Can you reproduce the items below word for word, starting with their first line and going on through the line with "stat-line: 63.7 MFLOPS", and nothing past it?

- - - -

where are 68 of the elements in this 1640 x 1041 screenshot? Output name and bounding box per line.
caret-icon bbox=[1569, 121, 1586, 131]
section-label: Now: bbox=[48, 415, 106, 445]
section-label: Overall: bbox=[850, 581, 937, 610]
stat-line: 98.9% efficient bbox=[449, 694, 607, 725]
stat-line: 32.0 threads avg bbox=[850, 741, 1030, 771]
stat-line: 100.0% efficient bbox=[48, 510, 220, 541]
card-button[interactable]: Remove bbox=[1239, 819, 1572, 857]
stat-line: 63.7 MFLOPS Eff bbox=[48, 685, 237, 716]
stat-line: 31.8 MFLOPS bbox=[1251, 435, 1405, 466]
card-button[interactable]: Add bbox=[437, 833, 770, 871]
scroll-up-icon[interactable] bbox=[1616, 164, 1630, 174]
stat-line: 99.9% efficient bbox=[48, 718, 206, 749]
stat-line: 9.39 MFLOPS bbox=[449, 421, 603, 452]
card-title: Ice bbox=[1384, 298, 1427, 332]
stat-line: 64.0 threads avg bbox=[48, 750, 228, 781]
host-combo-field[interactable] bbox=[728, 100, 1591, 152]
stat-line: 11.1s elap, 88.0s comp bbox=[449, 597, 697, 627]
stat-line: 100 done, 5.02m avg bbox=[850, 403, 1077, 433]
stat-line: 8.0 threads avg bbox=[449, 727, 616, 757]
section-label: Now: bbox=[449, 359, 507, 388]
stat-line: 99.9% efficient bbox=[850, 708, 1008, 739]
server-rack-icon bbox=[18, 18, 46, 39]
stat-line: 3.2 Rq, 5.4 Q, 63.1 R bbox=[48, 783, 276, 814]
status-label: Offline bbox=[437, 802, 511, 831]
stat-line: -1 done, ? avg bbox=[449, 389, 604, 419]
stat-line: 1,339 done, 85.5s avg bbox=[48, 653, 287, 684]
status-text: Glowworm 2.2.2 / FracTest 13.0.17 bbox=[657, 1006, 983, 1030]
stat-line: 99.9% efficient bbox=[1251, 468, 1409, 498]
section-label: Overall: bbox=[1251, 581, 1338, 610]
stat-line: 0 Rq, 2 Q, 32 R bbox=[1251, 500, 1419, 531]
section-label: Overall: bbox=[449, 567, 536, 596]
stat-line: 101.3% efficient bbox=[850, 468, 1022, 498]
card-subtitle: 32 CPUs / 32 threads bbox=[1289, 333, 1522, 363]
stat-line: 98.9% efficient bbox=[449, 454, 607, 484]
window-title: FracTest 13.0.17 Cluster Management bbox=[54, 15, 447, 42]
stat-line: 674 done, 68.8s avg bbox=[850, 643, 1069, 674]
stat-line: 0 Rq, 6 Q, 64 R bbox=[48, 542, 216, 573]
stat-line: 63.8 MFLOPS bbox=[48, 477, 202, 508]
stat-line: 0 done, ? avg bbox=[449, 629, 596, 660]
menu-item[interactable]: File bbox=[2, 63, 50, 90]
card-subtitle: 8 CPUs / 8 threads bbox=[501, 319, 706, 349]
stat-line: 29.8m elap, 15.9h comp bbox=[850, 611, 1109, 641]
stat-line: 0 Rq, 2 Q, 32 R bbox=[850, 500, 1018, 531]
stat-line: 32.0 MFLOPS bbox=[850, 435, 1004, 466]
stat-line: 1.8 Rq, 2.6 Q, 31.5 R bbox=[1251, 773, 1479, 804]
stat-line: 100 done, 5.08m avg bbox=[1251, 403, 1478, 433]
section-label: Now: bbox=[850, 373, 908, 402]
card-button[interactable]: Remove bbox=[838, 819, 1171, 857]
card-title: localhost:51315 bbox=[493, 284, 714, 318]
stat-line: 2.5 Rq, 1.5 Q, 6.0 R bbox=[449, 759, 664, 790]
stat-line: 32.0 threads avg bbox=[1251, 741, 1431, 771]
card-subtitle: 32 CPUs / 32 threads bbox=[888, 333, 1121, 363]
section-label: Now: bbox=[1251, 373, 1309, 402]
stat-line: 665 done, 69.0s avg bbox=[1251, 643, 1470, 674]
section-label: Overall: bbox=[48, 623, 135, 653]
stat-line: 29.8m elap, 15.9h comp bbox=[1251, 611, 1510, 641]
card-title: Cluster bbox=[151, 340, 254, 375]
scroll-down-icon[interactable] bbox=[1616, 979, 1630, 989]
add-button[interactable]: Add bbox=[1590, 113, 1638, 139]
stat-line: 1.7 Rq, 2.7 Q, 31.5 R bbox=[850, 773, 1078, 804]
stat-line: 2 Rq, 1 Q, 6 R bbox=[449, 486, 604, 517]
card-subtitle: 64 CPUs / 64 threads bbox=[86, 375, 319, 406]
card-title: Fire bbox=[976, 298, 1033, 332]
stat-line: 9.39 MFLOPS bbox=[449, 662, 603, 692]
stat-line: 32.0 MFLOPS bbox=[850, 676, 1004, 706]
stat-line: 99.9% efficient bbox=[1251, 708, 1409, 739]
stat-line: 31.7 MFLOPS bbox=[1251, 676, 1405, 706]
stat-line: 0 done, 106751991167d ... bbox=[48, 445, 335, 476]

- - - -

Problem solution →
where are 68 of the elements in this 1640 x 1041 screenshot? Output name and bounding box per line.
caret-icon bbox=[1569, 121, 1586, 131]
section-label: Now: bbox=[48, 415, 106, 445]
section-label: Overall: bbox=[850, 581, 937, 610]
stat-line: 98.9% efficient bbox=[449, 694, 607, 725]
stat-line: 32.0 threads avg bbox=[850, 741, 1030, 771]
stat-line: 100.0% efficient bbox=[48, 510, 220, 541]
card-button[interactable]: Remove bbox=[1239, 819, 1572, 857]
stat-line: 63.7 MFLOPS Eff bbox=[48, 685, 237, 716]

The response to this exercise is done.